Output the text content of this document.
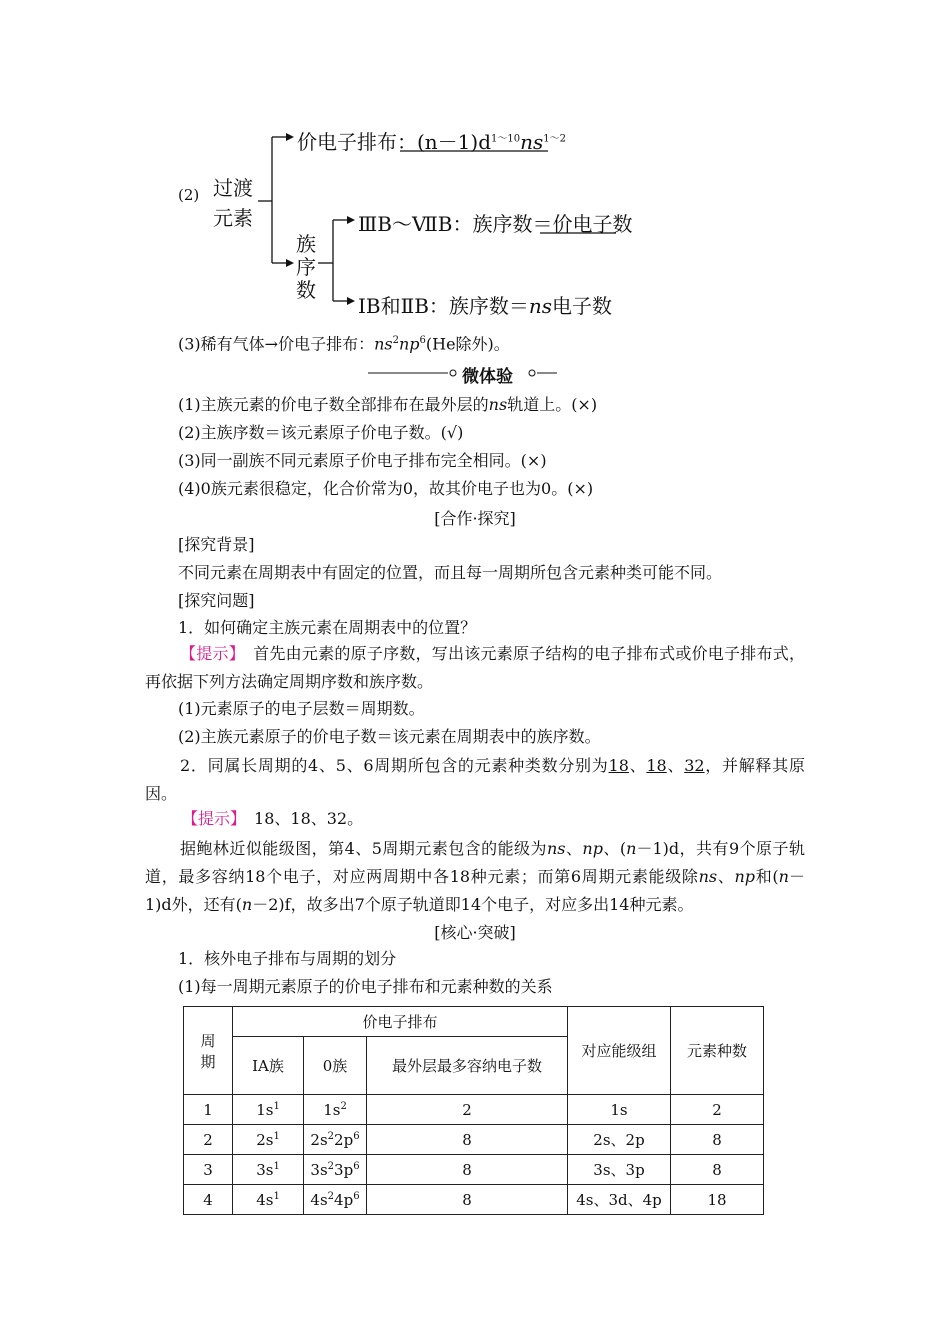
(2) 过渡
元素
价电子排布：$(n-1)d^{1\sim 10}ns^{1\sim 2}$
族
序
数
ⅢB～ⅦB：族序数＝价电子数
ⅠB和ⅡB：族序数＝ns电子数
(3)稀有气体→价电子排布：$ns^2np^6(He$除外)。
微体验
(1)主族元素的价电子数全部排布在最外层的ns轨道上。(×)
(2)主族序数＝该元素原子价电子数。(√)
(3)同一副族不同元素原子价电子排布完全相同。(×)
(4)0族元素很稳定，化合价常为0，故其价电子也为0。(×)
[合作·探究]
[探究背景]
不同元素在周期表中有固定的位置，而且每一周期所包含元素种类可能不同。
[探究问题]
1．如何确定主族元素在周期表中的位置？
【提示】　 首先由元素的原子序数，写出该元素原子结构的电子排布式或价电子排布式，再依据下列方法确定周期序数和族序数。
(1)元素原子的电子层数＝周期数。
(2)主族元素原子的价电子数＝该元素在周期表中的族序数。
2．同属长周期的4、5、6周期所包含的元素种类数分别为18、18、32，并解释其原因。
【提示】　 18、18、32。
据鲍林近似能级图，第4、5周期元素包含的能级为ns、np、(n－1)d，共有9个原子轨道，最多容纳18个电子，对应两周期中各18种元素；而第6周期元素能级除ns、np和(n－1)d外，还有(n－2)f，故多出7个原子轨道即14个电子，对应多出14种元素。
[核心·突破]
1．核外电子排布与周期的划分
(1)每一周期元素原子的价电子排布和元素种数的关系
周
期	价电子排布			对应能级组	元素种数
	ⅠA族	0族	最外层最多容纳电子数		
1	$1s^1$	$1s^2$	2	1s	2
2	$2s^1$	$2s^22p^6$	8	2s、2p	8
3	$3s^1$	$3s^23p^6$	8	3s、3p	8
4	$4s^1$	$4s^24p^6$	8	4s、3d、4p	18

+++++

■ Stated problem
Every entry above is to be set down exactly; the pictures are to be left out.

■ Result of the exercise
Output the text content of this document.
(2) 过渡
元素
价电子排布：$(n-1)d^{1\sim 10}ns^{1\sim 2}$
族
序
数
ⅢB～ⅦB：族序数＝价电子数
ⅠB和ⅡB：族序数＝ns电子数
(3)稀有气体→价电子排布：$ns^2np^6(He$除外)。
微体验
(1)主族元素的价电子数全部排布在最外层的ns轨道上。(×)
(2)主族序数＝该元素原子价电子数。(√)
(3)同一副族不同元素原子价电子排布完全相同。(×)
(4)0族元素很稳定，化合价常为0，故其价电子也为0。(×)
[合作·探究]
[探究背景]
不同元素在周期表中有固定的位置，而且每一周期所包含元素种类可能不同。
[探究问题]
1．如何确定主族元素在周期表中的位置？
【提示】　 首先由元素的原子序数，写出该元素原子结构的电子排布式或价电子排布式，再依据下列方法确定周期序数和族序数。
(1)元素原子的电子层数＝周期数。
(2)主族元素原子的价电子数＝该元素在周期表中的族序数。
2．同属长周期的4、5、6周期所包含的元素种类数分别为18、18、32，并解释其原因。
【提示】　 18、18、32。
据鲍林近似能级图，第4、5周期元素包含的能级为ns、np、(n－1)d，共有9个原子轨道，最多容纳18个电子，对应两周期中各18种元素；而第6周期元素能级除ns、np和(n－1)d外，还有(n－2)f，故多出7个原子轨道即14个电子，对应多出14种元素。
[核心·突破]
1．核外电子排布与周期的划分
(1)每一周期元素原子的价电子排布和元素种数的关系
周
期	价电子排布			对应能级组	元素种数
	ⅠA族	0族	最外层最多容纳电子数		
1	$1s^1$	$1s^2$	2	1s	2
2	$2s^1$	$2s^22p^6$	8	2s、2p	8
3	$3s^1$	$3s^23p^6$	8	3s、3p	8
4	$4s^1$	$4s^24p^6$	8	4s、3d、4p	18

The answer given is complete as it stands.